▶ **Brief A**:
Answer these questions from the rapier loom passage:
(i) On which side of the feed rapier does the abstract place the thread clamp?
(ii) Where are the transfer grippers located in modern rapier weaving looms?
(iii) In the construction from British patent specification GB 14 87 897, what loads the two identical yarn clamps?
▶ **Brief B**:
Translate this sentence from the rapier loom passage into Spanish: "They must be braked down from this high speed when they reach the transfer point where a receiving gripper takes over the weft yarn."
##### Selected passage
Transfer gripper for a rapier weaving loom

Abstract

A thread section of a weft thread is held precisely ready for a receiving rapier in a feed rapier on a rapier loom despite the effects of retarding forces. Deflections of the thread section by the head of a receiving gripper are compensated for, whereby the feed rapier is provided with a thread clamp on the side facing the feed device for the weft thread, which releases on tension forces occurring in the thread section and permits a deflection of the thread section.

Description

A. BACKGROUND OF THE INVENTION

1. Field

The invention relates to a transfer gripper for a rapier weaving loom having yarn clamps for keeping in readiness a piece or length of a weft yarn to be taken over by a receiving gripper and extending between yarn clamps.

2. Related Art

In modern rapier weaving looms, the transfer grippers, located on a rapier band or rapier rod, are moved at very high speeds. They must be braked down from this high speed when they reach the transfer point where a receiving gripper takes over the weft yarn. Because of its inertia, it can happen that the weft yarn moves onward, so that the piece of yarn to be taken over by the receiving gripper moves away from its specified position. It can then happen that the receiving gripper will not grasp the weft yarn, causing a weft fault. The risk that the piece of yarn to be taken over will come loose can also occur, especially with heavy weft yarns, even if a properly functioning yarn brake is provided on the insertion side, since the forces of inertia stretch the weft yarn elastically downstream of the yarn brake.

A piece of yarn to be taken over by a receiving gripper is prevented from coming loose if this piece is held between two yarn clamps (British patent specification GB 14 87 897). In this kind of construction, two identical yarn clamps are provided, which are loaded by the same spring element. The piece of yarn located between the two yarn clamps and meant to be taken over by the receiving gripper will not move out of range of the specified position even upon braking down from high speeds. The receiving gripper has a hooklike head with which it must reach behind the piece of yarn that is held between the two yarn clamps. In the process, the hooklike head deflects the piece of yarn, which then moves backward behind the hook when the hooklike head is moved past that piece of yarn. This deflection, if the weft yarns are not very elastic and/or have only relatively low strength, can cause the piece of yarn to become damaged or destroyed, so that the piece cannot be grasped then, and a weft fault occurs.
##########
##### Excerpted records
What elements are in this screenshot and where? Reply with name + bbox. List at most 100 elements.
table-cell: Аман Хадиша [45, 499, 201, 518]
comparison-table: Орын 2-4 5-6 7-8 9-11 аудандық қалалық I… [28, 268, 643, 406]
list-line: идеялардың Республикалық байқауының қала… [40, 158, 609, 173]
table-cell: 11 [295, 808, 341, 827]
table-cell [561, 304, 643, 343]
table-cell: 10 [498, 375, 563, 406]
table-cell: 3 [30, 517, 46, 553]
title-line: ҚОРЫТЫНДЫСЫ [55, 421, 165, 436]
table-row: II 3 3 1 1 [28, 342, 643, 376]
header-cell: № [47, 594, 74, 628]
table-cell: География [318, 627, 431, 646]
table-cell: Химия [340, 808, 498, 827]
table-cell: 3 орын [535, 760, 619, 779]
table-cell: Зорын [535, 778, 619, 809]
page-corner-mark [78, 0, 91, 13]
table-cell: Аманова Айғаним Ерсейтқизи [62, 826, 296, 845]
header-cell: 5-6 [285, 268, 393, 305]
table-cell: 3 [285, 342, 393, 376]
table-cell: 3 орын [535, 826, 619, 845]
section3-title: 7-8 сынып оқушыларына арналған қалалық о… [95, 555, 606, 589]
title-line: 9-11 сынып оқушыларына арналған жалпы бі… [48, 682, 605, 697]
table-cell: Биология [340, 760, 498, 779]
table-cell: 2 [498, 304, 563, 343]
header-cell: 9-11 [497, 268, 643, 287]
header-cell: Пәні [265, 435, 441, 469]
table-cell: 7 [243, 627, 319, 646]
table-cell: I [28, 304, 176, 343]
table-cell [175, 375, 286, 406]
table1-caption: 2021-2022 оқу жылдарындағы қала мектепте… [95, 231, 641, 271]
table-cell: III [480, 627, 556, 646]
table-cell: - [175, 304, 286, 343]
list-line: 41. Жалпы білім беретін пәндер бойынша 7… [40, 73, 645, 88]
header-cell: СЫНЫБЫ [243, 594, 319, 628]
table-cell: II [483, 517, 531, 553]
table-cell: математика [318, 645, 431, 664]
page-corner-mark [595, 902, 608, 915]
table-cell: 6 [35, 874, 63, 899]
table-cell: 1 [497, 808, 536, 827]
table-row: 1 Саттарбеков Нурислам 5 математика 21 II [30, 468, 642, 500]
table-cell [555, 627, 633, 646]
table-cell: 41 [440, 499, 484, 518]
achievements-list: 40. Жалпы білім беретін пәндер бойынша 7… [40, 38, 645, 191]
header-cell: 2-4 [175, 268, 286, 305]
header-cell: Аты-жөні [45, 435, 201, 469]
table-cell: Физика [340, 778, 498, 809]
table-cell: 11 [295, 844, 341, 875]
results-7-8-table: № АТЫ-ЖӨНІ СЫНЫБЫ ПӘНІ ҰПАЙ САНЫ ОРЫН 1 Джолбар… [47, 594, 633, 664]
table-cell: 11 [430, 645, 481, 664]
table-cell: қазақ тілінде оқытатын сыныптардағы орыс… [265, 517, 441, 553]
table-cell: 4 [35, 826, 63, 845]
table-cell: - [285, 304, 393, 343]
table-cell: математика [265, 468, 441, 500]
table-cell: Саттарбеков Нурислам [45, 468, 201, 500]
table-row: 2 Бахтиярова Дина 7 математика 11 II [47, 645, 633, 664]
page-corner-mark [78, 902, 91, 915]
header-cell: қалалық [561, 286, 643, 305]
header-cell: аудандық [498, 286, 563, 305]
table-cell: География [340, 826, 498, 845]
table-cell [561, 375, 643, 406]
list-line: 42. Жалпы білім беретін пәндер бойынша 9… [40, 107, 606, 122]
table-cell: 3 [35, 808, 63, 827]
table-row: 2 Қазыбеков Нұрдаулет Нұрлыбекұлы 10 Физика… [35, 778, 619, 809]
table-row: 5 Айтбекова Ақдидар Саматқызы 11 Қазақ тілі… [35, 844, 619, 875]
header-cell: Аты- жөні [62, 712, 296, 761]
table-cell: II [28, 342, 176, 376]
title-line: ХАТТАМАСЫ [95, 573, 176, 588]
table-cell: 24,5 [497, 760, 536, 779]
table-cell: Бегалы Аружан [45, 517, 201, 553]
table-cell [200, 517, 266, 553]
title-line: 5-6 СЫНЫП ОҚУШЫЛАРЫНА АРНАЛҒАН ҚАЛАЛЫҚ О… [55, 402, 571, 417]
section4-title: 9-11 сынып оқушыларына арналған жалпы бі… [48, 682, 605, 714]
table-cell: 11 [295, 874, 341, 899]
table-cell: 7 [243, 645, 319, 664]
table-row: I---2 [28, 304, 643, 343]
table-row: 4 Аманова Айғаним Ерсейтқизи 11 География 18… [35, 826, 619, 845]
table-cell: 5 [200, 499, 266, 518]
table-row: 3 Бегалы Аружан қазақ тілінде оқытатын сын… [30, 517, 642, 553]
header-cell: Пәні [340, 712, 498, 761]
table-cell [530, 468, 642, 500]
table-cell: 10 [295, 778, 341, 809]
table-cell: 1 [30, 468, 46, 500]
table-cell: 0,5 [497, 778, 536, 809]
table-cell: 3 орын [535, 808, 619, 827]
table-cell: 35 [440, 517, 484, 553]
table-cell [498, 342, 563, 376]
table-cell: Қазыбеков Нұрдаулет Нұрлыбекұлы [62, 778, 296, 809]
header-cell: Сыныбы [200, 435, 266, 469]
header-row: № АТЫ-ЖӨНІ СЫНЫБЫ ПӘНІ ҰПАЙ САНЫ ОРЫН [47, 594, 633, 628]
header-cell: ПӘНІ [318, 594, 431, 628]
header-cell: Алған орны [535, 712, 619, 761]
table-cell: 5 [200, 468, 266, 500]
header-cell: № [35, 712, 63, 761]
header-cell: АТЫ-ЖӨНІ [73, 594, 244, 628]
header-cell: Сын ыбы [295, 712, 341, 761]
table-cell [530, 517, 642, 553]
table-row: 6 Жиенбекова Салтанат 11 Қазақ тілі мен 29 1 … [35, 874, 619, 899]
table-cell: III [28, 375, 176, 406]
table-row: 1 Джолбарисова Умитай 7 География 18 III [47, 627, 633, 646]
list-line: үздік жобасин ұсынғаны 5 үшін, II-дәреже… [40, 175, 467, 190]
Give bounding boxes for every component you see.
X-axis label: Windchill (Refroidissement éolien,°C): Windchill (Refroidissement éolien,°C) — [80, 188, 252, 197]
##########
▶ **Task solution A**:
(i) On the side facing the feed device for the weft thread.
(ii) On a rapier band or rapier rod.
(iii) The same spring element.

▶ **Task solution B**:
Deben frenarse desde esta alta velocidad cuando llegan al punto de transferencia, donde una pinza receptora toma el hilo de trama.